Exercise directions = Go through the records and copy each line where the word "decision" occurs.

Dataset rows =

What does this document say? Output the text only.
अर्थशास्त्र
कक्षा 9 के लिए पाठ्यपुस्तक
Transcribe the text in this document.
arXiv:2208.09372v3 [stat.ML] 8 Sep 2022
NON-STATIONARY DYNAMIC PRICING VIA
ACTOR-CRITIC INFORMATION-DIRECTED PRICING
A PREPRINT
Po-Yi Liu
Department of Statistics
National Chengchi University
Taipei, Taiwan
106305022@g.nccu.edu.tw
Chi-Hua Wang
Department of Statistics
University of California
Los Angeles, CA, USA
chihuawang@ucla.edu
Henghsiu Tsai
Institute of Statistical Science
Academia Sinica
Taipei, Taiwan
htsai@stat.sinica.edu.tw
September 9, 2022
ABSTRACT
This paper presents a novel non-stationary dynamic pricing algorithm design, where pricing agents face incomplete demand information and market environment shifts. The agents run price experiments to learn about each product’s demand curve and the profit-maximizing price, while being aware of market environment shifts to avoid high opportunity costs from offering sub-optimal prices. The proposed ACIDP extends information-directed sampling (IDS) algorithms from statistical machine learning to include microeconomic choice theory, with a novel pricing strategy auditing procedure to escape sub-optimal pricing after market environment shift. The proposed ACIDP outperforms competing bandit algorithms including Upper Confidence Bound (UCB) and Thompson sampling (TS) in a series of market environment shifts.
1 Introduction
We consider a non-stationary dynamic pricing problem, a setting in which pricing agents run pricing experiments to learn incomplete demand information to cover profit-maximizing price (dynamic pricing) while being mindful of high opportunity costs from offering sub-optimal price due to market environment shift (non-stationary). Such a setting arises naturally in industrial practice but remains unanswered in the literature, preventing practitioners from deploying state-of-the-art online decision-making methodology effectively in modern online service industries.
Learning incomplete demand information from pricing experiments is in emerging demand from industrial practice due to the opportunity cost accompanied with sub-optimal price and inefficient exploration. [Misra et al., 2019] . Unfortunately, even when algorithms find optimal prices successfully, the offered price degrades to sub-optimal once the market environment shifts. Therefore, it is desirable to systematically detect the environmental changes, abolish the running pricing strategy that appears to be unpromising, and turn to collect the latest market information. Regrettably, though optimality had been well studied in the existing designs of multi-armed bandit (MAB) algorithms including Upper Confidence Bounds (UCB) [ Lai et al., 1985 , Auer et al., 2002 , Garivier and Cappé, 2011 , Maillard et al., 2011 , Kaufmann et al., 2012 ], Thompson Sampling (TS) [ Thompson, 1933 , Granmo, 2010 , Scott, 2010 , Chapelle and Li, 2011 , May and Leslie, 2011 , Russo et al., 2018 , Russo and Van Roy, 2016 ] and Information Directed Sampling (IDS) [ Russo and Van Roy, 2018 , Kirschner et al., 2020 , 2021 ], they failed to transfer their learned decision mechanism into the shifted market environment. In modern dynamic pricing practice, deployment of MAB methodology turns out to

Result =
We consider a non-stationary dynamic pricing problem, a setting in which pricing agents run pricing experiments to learn incomplete demand information to cover profit-maximizing price (dynamic pricing) while being mindful of high opportunity costs from offering sub-optimal price due to market environment shift (non-stationary). Such a setting arises naturally in industrial practice but remains unanswered in the literature, preventing practitioners from deploying state-of-the-art online decision-making methodology effectively in modern online service industries.
Learning incomplete demand information from pricing experiments is in emerging demand from industrial practice due to the opportunity cost accompanied with sub-optimal price and inefficient exploration. [Misra et al., 2019] . Unfortunately, even when algorithms find optimal prices successfully, the offered price degrades to sub-optimal once the market environment shifts. Therefore, it is desirable to systematically detect the environmental changes, abolish the running pricing strategy that appears to be unpromising, and turn to collect the latest market information. Regrettably, though optimality had been well studied in the existing designs of multi-armed bandit (MAB) algorithms including Upper Confidence Bounds (UCB) [ Lai et al., 1985 , Auer et al., 2002 , Garivier and Cappé, 2011 , Maillard et al., 2011 , Kaufmann et al., 2012 ], Thompson Sampling (TS) [ Thompson, 1933 , Granmo, 2010 , Scott, 2010 , Chapelle and Li, 2011 , May and Leslie, 2011 , Russo et al., 2018 , Russo and Van Roy, 2016 ] and Information Directed Sampling (IDS) [ Russo and Van Roy, 2018 , Kirschner et al., 2020 , 2021 ], they failed to transfer their learned decision mechanism into the shifted market environment. In modern dynamic pricing practice, deployment of MAB methodology turns out to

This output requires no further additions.